*WORK TO BE COMPLETED*. Repeat the material exactly, every line of it.

*EXTRACTED MATERIAL*.
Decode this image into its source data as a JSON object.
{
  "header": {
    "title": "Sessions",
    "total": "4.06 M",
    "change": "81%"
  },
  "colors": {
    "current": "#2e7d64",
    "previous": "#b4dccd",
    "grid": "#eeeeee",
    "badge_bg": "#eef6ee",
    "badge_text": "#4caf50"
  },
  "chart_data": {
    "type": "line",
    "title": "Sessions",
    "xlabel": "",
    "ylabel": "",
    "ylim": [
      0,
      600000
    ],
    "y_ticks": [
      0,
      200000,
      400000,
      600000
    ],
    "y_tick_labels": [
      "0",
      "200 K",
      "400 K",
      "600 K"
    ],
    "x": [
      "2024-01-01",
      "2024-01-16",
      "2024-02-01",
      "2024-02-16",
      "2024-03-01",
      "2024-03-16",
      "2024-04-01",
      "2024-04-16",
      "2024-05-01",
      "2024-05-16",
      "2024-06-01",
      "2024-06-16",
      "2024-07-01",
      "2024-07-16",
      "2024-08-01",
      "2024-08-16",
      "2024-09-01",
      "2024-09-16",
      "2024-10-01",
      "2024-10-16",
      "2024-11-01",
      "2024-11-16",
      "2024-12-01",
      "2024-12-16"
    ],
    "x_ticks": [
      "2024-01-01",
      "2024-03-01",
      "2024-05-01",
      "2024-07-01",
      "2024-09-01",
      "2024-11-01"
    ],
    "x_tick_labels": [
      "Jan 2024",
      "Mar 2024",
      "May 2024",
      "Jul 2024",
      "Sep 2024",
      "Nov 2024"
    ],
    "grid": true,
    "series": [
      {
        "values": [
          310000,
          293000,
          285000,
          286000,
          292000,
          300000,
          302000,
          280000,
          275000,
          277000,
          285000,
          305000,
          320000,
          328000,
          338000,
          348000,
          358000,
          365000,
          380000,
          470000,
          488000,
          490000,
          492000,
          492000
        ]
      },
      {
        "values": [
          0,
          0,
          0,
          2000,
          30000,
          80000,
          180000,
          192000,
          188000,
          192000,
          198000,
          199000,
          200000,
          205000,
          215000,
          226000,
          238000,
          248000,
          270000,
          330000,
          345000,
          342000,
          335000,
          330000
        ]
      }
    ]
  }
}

*THE COMPLETED TASK*.
Decode this image into its source data as a JSON object.
{
  "header": {
    "title": "Sessions",
    "total": "4.06 M",
    "change": "81%"
  },
  "colors": {
    "current": "#2e7d64",
    "previous": "#b4dccd",
    "grid": "#eeeeee",
    "badge_bg": "#eef6ee",
    "badge_text": "#4caf50"
  },
  "chart_data": {
    "type": "line",
    "title": "Sessions",
    "xlabel": "",
    "ylabel": "",
    "ylim": [
      0,
      600000
    ],
    "y_ticks": [
      0,
      200000,
      400000,
      600000
    ],
    "y_tick_labels": [
      "0",
      "200 K",
      "400 K",
      "600 K"
    ],
    "x": [
      "2024-01-01",
      "2024-01-16",
      "2024-02-01",
      "2024-02-16",
      "2024-03-01",
      "2024-03-16",
      "2024-04-01",
      "2024-04-16",
      "2024-05-01",
      "2024-05-16",
      "2024-06-01",
      "2024-06-16",
      "2024-07-01",
      "2024-07-16",
      "2024-08-01",
      "2024-08-16",
      "2024-09-01",
      "2024-09-16",
      "2024-10-01",
      "2024-10-16",
      "2024-11-01",
      "2024-11-16",
      "2024-12-01",
      "2024-12-16"
    ],
    "x_ticks": [
      "2024-01-01",
      "2024-03-01",
      "2024-05-01",
      "2024-07-01",
      "2024-09-01",
      "2024-11-01"
    ],
    "x_tick_labels": [
      "Jan 2024",
      "Mar 2024",
      "May 2024",
      "Jul 2024",
      "Sep 2024",
      "Nov 2024"
    ],
    "grid": true,
    "series": [
      {
        "values": [
          310000,
          293000,
          285000,
          286000,
          292000,
          300000,
          302000,
          280000,
          275000,
          277000,
          285000,
          305000,
          320000,
          328000,
          338000,
          348000,
          358000,
          365000,
          380000,
          470000,
          488000,
          490000,
          492000,
          492000
        ]
      },
      {
        "values": [
          0,
          0,
          0,
          2000,
          30000,
          80000,
          180000,
          192000,
          188000,
          192000,
          198000,
          199000,
          200000,
          205000,
          215000,
          226000,
          238000,
          248000,
          270000,
          330000,
          345000,
          342000,
          335000,
          330000
        ]
      }
    ]
  }
}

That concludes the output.